(Items listed in a dataset)

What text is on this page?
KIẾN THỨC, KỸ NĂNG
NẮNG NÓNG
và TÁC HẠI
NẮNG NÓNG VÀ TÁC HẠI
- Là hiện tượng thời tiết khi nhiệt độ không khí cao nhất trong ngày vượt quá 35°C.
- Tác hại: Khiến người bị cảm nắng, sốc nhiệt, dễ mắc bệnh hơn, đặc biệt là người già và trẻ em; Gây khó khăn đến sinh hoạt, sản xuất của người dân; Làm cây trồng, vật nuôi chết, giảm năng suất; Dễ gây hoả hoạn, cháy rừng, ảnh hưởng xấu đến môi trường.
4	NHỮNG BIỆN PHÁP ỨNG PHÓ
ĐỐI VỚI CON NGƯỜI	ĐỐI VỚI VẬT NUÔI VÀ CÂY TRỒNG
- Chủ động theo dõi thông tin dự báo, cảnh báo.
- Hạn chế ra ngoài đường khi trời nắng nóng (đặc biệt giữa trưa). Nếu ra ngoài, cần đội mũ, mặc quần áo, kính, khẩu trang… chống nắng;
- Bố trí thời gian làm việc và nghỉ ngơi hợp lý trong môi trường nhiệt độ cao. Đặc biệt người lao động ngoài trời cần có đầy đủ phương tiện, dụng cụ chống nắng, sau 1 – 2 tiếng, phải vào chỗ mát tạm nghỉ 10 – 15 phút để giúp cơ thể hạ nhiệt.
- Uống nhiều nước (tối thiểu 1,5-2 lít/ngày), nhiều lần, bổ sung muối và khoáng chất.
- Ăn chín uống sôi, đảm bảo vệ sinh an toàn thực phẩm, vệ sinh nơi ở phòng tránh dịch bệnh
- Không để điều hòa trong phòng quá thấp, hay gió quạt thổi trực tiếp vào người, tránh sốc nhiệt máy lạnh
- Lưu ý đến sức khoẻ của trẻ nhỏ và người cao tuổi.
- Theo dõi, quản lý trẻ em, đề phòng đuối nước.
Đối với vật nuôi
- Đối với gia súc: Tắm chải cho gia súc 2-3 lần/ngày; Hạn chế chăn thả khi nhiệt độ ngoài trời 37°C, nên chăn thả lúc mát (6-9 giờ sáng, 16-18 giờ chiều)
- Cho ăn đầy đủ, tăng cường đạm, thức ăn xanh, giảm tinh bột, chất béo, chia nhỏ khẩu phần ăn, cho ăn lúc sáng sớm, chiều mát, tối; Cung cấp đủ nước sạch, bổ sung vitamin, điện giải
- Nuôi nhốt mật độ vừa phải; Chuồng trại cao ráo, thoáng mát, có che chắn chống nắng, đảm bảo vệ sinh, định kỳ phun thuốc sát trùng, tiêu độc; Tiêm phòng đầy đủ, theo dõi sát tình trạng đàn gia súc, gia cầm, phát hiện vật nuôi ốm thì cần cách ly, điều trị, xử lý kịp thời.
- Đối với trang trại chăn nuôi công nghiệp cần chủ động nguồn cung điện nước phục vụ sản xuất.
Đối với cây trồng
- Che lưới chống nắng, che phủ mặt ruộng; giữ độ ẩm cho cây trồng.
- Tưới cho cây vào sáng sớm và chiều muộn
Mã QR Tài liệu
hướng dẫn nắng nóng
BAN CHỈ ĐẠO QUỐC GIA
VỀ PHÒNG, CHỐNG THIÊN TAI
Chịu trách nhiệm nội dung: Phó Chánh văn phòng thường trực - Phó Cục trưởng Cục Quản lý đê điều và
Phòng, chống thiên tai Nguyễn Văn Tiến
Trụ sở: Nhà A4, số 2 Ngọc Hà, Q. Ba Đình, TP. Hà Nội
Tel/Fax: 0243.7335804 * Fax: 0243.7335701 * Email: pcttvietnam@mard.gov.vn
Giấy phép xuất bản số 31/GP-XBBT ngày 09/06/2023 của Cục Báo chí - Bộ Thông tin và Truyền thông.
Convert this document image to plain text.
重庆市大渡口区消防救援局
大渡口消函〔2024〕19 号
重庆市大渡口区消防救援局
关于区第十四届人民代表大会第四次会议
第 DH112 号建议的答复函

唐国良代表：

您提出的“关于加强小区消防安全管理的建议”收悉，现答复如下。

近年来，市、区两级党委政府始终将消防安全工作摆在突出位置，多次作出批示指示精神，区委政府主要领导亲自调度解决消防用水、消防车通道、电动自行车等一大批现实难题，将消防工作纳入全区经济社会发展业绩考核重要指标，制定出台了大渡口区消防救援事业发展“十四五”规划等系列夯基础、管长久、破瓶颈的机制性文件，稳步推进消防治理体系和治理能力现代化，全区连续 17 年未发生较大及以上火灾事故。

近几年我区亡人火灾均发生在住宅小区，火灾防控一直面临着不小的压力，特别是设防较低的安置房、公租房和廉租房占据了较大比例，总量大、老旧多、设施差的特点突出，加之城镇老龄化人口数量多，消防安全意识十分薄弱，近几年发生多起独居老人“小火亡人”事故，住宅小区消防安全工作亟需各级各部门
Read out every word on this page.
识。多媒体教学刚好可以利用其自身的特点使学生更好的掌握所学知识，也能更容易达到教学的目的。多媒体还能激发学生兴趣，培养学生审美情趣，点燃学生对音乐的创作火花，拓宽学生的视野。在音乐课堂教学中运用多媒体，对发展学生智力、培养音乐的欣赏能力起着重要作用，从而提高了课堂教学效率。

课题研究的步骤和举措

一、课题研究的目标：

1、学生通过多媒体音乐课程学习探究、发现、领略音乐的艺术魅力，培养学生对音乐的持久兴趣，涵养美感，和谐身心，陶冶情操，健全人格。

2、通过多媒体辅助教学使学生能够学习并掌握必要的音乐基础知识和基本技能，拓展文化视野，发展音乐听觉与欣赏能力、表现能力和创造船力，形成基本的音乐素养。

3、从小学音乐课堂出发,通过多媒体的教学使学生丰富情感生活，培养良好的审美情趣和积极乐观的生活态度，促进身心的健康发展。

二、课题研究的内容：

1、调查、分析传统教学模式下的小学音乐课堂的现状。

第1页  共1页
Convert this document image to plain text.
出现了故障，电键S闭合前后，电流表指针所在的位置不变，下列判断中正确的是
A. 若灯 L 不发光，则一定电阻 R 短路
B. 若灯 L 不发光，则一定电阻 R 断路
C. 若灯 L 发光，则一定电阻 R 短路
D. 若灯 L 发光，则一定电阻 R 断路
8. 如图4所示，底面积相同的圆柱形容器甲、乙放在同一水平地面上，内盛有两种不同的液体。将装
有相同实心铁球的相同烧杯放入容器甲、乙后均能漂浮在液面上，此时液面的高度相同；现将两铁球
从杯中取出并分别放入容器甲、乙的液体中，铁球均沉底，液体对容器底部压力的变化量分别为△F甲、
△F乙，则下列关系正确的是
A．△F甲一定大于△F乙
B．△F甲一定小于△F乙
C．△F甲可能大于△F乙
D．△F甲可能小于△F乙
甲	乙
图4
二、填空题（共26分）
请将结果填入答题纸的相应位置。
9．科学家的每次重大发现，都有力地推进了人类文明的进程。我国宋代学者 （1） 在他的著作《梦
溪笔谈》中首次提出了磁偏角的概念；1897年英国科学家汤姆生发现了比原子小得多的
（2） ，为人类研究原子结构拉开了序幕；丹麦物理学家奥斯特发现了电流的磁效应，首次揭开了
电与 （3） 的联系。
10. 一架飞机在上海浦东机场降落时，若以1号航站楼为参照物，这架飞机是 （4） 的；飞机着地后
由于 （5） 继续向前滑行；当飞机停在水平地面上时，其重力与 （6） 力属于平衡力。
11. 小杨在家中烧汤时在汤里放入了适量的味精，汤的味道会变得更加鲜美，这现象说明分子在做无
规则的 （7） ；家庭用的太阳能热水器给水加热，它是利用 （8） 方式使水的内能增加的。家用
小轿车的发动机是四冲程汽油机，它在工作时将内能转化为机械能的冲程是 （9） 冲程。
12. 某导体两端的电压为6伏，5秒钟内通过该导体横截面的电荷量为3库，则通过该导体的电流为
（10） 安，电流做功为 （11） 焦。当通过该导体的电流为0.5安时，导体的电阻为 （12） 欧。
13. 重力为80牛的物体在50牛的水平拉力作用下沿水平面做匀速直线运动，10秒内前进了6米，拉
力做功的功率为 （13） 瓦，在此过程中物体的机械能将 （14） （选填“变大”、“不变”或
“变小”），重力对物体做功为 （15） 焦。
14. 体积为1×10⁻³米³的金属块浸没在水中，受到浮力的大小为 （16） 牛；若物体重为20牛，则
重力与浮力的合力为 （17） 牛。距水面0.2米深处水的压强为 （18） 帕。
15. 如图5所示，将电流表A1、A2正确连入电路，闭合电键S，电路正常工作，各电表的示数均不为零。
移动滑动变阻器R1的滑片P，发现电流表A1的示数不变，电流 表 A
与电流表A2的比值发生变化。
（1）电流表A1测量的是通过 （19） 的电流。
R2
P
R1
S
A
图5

TASK REQUIREMENTS
Return every line in the listing that contains the word "tránh".

CORRECT RESPONSE
- Ăn chín uống sôi, đảm bảo vệ sinh an toàn thực phẩm, vệ sinh nơi ở phòng tránh dịch bệnh
- Không để điều hòa trong phòng quá thấp, hay gió quạt thổi trực tiếp vào người, tránh sốc nhiệt máy lạnh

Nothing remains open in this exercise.